#### AIM OF THE TASK:
Where does the string "рупия" appear? Copy every line of the entries below that holds it.

#### DATASET ENTRIES:
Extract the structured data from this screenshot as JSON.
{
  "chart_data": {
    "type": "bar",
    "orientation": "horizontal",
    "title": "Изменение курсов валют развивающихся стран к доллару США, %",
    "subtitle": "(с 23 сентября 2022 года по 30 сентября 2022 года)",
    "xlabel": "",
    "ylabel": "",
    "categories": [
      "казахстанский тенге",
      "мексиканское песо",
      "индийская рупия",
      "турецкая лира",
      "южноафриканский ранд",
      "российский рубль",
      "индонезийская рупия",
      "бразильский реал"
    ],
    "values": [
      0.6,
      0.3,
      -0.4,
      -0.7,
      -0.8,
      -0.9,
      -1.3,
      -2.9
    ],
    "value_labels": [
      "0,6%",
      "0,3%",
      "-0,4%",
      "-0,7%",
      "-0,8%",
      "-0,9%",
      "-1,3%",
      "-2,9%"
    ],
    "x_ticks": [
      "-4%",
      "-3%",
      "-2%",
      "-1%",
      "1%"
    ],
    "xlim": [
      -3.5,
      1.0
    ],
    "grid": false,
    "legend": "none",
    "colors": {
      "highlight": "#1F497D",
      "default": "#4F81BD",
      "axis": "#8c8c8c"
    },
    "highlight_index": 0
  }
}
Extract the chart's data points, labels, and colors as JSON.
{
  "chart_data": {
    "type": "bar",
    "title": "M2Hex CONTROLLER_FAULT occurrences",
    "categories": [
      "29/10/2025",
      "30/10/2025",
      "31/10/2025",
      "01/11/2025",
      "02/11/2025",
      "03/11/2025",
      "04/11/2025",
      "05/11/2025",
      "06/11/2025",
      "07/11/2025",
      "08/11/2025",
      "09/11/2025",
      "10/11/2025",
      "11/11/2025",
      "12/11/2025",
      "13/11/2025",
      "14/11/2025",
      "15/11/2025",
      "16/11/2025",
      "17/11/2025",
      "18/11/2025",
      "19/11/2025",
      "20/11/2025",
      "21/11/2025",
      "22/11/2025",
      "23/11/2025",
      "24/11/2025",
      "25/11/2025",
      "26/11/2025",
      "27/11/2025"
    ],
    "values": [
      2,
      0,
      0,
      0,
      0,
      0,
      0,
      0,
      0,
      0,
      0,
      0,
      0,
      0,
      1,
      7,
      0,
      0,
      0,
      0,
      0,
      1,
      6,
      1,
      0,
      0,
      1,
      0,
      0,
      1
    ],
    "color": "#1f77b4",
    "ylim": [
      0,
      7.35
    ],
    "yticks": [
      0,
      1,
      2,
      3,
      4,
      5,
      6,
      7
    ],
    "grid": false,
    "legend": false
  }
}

#### WORKED ANSWER:
      "индийская рупия",
      "индонезийская рупия",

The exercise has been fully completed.